▸ Input material
++++

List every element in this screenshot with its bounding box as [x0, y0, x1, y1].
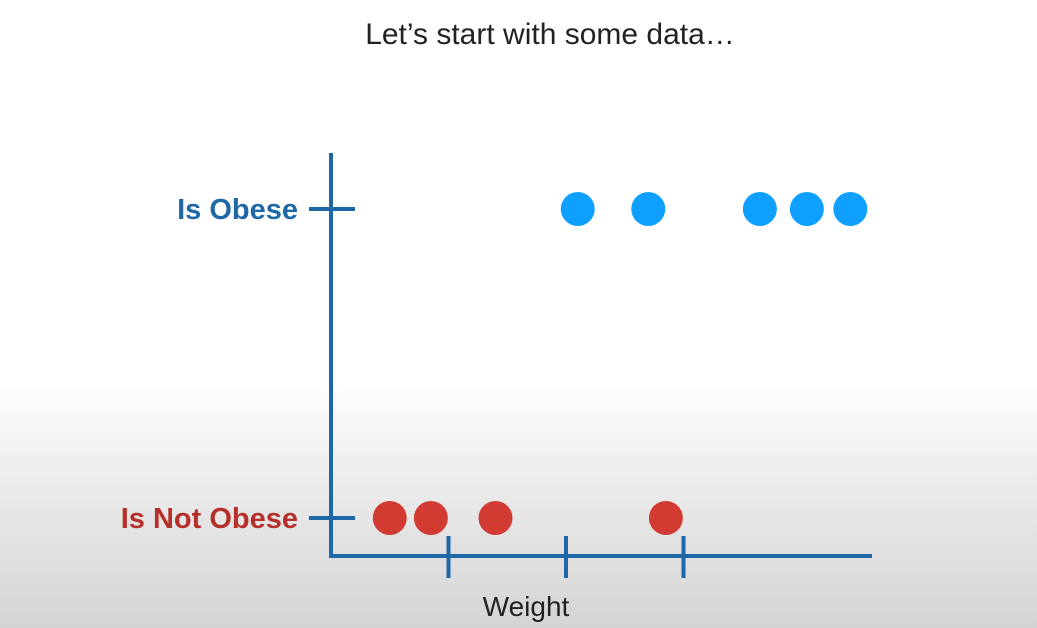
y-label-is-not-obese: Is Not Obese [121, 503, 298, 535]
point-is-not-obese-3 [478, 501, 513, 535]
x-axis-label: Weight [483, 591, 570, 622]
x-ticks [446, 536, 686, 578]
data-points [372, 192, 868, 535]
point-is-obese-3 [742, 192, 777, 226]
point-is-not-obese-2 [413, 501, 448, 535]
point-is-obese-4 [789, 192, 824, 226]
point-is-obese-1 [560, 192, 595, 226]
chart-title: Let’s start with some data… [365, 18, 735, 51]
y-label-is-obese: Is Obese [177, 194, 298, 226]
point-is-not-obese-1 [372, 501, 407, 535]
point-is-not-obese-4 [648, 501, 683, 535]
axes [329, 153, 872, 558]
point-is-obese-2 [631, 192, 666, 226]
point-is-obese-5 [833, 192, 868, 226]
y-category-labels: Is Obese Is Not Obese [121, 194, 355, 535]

++++

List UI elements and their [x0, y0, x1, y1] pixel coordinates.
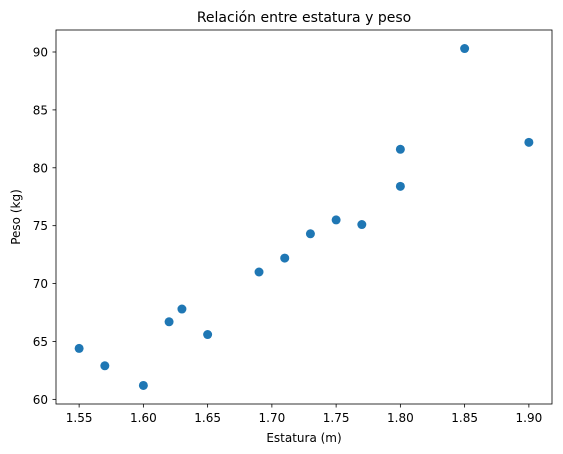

++++

▸ Exercise directions
Please update the rows from the line containing "List every element" through the line containing "y-category-labels: Is Obese" by replacing "Weight" with "Body Mass" and leaving everything else unchanged. Leave the pictures out of your answer.

▸ Output
List every element in this screenshot with its bounding box as [x0, y0, x1, y1].
y-label-is-not-obese: Is Not Obese [121, 503, 298, 535]
point-is-not-obese-3 [478, 501, 513, 535]
x-axis-label: Body Mass [483, 591, 570, 622]
x-ticks [446, 536, 686, 578]
data-points [372, 192, 868, 535]
point-is-obese-3 [742, 192, 777, 226]
point-is-not-obese-2 [413, 501, 448, 535]
point-is-obese-4 [789, 192, 824, 226]
point-is-obese-1 [560, 192, 595, 226]
chart-title: Let’s start with some data… [365, 18, 735, 51]
y-label-is-obese: Is Obese [177, 194, 298, 226]
point-is-not-obese-1 [372, 501, 407, 535]
point-is-not-obese-4 [648, 501, 683, 535]
axes [329, 153, 872, 558]
point-is-obese-2 [631, 192, 666, 226]
point-is-obese-5 [833, 192, 868, 226]
y-category-labels: Is Obese Is Not Obese [121, 194, 355, 535]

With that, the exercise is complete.